• [DIRECTIONS FOR THIS TASK] The data must be written out once more, precisely as given.

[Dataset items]
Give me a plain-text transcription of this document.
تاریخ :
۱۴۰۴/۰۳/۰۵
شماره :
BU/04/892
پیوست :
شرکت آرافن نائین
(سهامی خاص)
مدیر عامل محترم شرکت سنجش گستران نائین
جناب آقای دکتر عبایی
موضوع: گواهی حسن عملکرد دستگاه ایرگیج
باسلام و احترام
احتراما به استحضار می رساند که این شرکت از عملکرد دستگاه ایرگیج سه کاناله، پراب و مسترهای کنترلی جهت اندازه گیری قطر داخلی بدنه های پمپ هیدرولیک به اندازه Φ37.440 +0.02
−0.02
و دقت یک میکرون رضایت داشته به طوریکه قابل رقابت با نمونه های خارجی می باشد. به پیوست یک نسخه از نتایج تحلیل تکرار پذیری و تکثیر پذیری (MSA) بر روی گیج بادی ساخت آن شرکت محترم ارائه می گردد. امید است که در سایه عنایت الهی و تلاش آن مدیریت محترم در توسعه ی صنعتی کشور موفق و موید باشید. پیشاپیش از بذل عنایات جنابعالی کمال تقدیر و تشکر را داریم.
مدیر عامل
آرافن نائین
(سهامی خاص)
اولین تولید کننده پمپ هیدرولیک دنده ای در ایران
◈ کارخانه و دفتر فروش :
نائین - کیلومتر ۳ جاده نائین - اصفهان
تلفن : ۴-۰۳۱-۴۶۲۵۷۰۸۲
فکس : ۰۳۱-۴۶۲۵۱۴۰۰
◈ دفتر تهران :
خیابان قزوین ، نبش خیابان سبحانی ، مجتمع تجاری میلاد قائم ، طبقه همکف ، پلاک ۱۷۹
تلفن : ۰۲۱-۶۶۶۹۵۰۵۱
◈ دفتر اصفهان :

• [ANSWER FOR THE TASK]
Give me a plain-text transcription of this document.
تاریخ :
۱۴۰۴/۰۳/۰۵
شماره :
BU/04/892
پیوست :
شرکت آرافن نائین
(سهامی خاص)
مدیر عامل محترم شرکت سنجش گستران نائین
جناب آقای دکتر عبایی
موضوع: گواهی حسن عملکرد دستگاه ایرگیج
باسلام و احترام
احتراما به استحضار می رساند که این شرکت از عملکرد دستگاه ایرگیج سه کاناله، پراب و مسترهای کنترلی جهت اندازه گیری قطر داخلی بدنه های پمپ هیدرولیک به اندازه Φ37.440 +0.02
−0.02
و دقت یک میکرون رضایت داشته به طوریکه قابل رقابت با نمونه های خارجی می باشد. به پیوست یک نسخه از نتایج تحلیل تکرار پذیری و تکثیر پذیری (MSA) بر روی گیج بادی ساخت آن شرکت محترم ارائه می گردد. امید است که در سایه عنایت الهی و تلاش آن مدیریت محترم در توسعه ی صنعتی کشور موفق و موید باشید. پیشاپیش از بذل عنایات جنابعالی کمال تقدیر و تشکر را داریم.
مدیر عامل
آرافن نائین
(سهامی خاص)
اولین تولید کننده پمپ هیدرولیک دنده ای در ایران
◈ کارخانه و دفتر فروش :
نائین - کیلومتر ۳ جاده نائین - اصفهان
تلفن : ۴-۰۳۱-۴۶۲۵۷۰۸۲
فکس : ۰۳۱-۴۶۲۵۱۴۰۰
◈ دفتر تهران :
خیابان قزوین ، نبش خیابان سبحانی ، مجتمع تجاری میلاد قائم ، طبقه همکف ، پلاک ۱۷۹
تلفن : ۰۲۱-۶۶۶۹۵۰۵۱
◈ دفتر اصفهان :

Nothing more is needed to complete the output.